The exercise
Copy the records below exactly, omitting any pictures they contain.

===

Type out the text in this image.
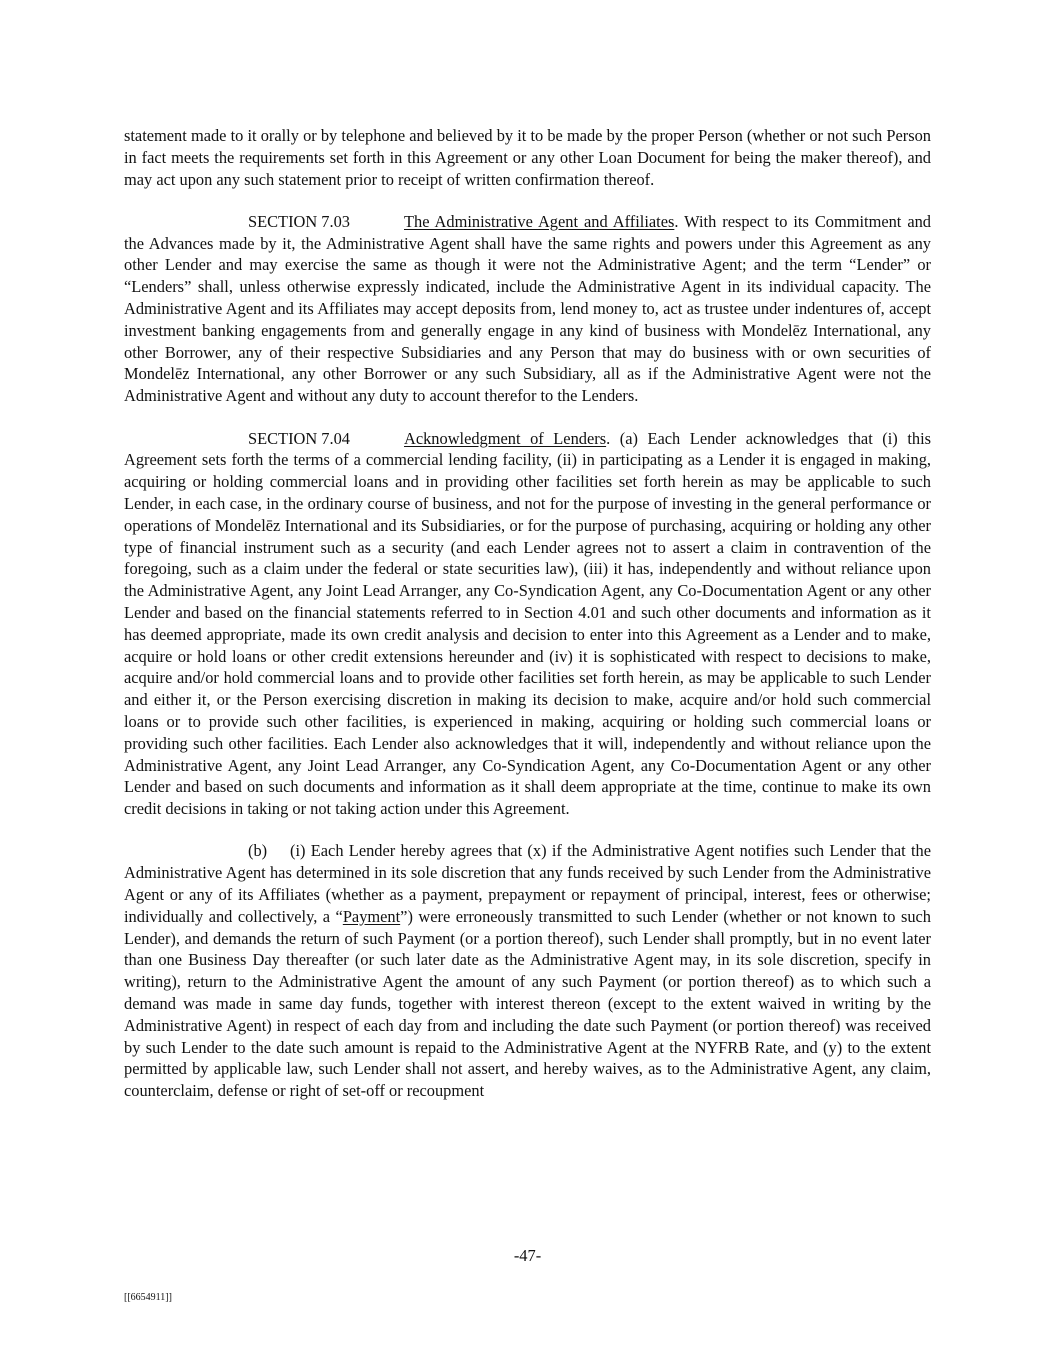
statement made to it orally or by telephone and believed by it to be made by the proper Person (whether or not such Person in fact meets the requirements set forth in this Agreement or any other Loan Document for being the maker thereof), and may act upon any such statement prior to receipt of written confirmation thereof.

SECTION 7.03	The Administrative Agent and Affiliates. With respect to its Commitment and the Advances made by it, the Administrative Agent shall have the same rights and powers under this Agreement as any other Lender and may exercise the same as though it were not the Administrative Agent; and the term “Lender” or “Lenders” shall, unless otherwise expressly indicated, include the Administrative Agent in its individual capacity. The Administrative Agent and its Affiliates may accept deposits from, lend money to, act as trustee under indentures of, accept investment banking engagements from and generally engage in any kind of business with Mondelēz International, any other Borrower, any of their respective Subsidiaries and any Person that may do business with or own securities of Mondelēz International, any other Borrower or any such Subsidiary, all as if the Administrative Agent were not the Administrative Agent and without any duty to account therefor to the Lenders.

SECTION 7.04	Acknowledgment of Lenders. (a) Each Lender acknowledges that (i) this Agreement sets forth the terms of a commercial lending facility, (ii) in participating as a Lender it is engaged in making, acquiring or holding commercial loans and in providing other facilities set forth herein as may be applicable to such Lender, in each case, in the ordinary course of business, and not for the purpose of investing in the general performance or operations of Mondelēz International and its Subsidiaries, or for the purpose of purchasing, acquiring or holding any other type of financial instrument such as a security (and each Lender agrees not to assert a claim in contravention of the foregoing, such as a claim under the federal or state securities law), (iii) it has, independently and without reliance upon the Administrative Agent, any Joint Lead Arranger, any Co-Syndication Agent, any Co-Documentation Agent or any other Lender and based on the financial statements referred to in Section 4.01 and such other documents and information as it has deemed appropriate, made its own credit analysis and decision to enter into this Agreement as a Lender and to make, acquire or hold loans or other credit extensions hereunder and (iv) it is sophisticated with respect to decisions to make, acquire and/or hold commercial loans and to provide other facilities set forth herein, as may be applicable to such Lender and either it, or the Person exercising discretion in making its decision to make, acquire and/or hold such commercial loans or to provide such other facilities, is experienced in making, acquiring or holding such commercial loans or providing such other facilities. Each Lender also acknowledges that it will, independently and without reliance upon the Administrative Agent, any Joint Lead Arranger, any Co-Syndication Agent, any Co-Documentation Agent or any other Lender and based on such documents and information as it shall deem appropriate at the time, continue to make its own credit decisions in taking or not taking action under this Agreement.

(b) (i) Each Lender hereby agrees that (x) if the Administrative Agent notifies such Lender that the Administrative Agent has determined in its sole discretion that any funds received by such Lender from the Administrative Agent or any of its Affiliates (whether as a payment, prepayment or repayment of principal, interest, fees or otherwise; individually and collectively, a “Payment”) were erroneously transmitted to such Lender (whether or not known to such Lender), and demands the return of such Payment (or a portion thereof), such Lender shall promptly, but in no event later than one Business Day thereafter (or such later date as the Administrative Agent may, in its sole discretion, specify in writing), return to the Administrative Agent the amount of any such Payment (or portion thereof) as to which such a demand was made in same day funds, together with interest thereon (except to the extent waived in writing by the Administrative Agent) in respect of each day from and including the date such Payment (or portion thereof) was received by such Lender to the date such amount is repaid to the Administrative Agent at the NYFRB Rate, and (y) to the extent permitted by applicable law, such Lender shall not assert, and hereby waives, as to the Administrative Agent, any claim, counterclaim, defense or right of set-off or recoupment

-47-
[[6654911]]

===

Final answer
Type out the text in this image.
statement made to it orally or by telephone and believed by it to be made by the proper Person (whether or not such Person in fact meets the requirements set forth in this Agreement or any other Loan Document for being the maker thereof), and may act upon any such statement prior to receipt of written confirmation thereof.

SECTION 7.03	The Administrative Agent and Affiliates. With respect to its Commitment and the Advances made by it, the Administrative Agent shall have the same rights and powers under this Agreement as any other Lender and may exercise the same as though it were not the Administrative Agent; and the term “Lender” or “Lenders” shall, unless otherwise expressly indicated, include the Administrative Agent in its individual capacity. The Administrative Agent and its Affiliates may accept deposits from, lend money to, act as trustee under indentures of, accept investment banking engagements from and generally engage in any kind of business with Mondelēz International, any other Borrower, any of their respective Subsidiaries and any Person that may do business with or own securities of Mondelēz International, any other Borrower or any such Subsidiary, all as if the Administrative Agent were not the Administrative Agent and without any duty to account therefor to the Lenders.

SECTION 7.04	Acknowledgment of Lenders. (a) Each Lender acknowledges that (i) this Agreement sets forth the terms of a commercial lending facility, (ii) in participating as a Lender it is engaged in making, acquiring or holding commercial loans and in providing other facilities set forth herein as may be applicable to such Lender, in each case, in the ordinary course of business, and not for the purpose of investing in the general performance or operations of Mondelēz International and its Subsidiaries, or for the purpose of purchasing, acquiring or holding any other type of financial instrument such as a security (and each Lender agrees not to assert a claim in contravention of the foregoing, such as a claim under the federal or state securities law), (iii) it has, independently and without reliance upon the Administrative Agent, any Joint Lead Arranger, any Co-Syndication Agent, any Co-Documentation Agent or any other Lender and based on the financial statements referred to in Section 4.01 and such other documents and information as it has deemed appropriate, made its own credit analysis and decision to enter into this Agreement as a Lender and to make, acquire or hold loans or other credit extensions hereunder and (iv) it is sophisticated with respect to decisions to make, acquire and/or hold commercial loans and to provide other facilities set forth herein, as may be applicable to such Lender and either it, or the Person exercising discretion in making its decision to make, acquire and/or hold such commercial loans or to provide such other facilities, is experienced in making, acquiring or holding such commercial loans or providing such other facilities. Each Lender also acknowledges that it will, independently and without reliance upon the Administrative Agent, any Joint Lead Arranger, any Co-Syndication Agent, any Co-Documentation Agent or any other Lender and based on such documents and information as it shall deem appropriate at the time, continue to make its own credit decisions in taking or not taking action under this Agreement.

(b) (i) Each Lender hereby agrees that (x) if the Administrative Agent notifies such Lender that the Administrative Agent has determined in its sole discretion that any funds received by such Lender from the Administrative Agent or any of its Affiliates (whether as a payment, prepayment or repayment of principal, interest, fees or otherwise; individually and collectively, a “Payment”) were erroneously transmitted to such Lender (whether or not known to such Lender), and demands the return of such Payment (or a portion thereof), such Lender shall promptly, but in no event later than one Business Day thereafter (or such later date as the Administrative Agent may, in its sole discretion, specify in writing), return to the Administrative Agent the amount of any such Payment (or portion thereof) as to which such a demand was made in same day funds, together with interest thereon (except to the extent waived in writing by the Administrative Agent) in respect of each day from and including the date such Payment (or portion thereof) was received by such Lender to the date such amount is repaid to the Administrative Agent at the NYFRB Rate, and (y) to the extent permitted by applicable law, such Lender shall not assert, and hereby waives, as to the Administrative Agent, any claim, counterclaim, defense or right of set-off or recoupment

-47-
[[6654911]]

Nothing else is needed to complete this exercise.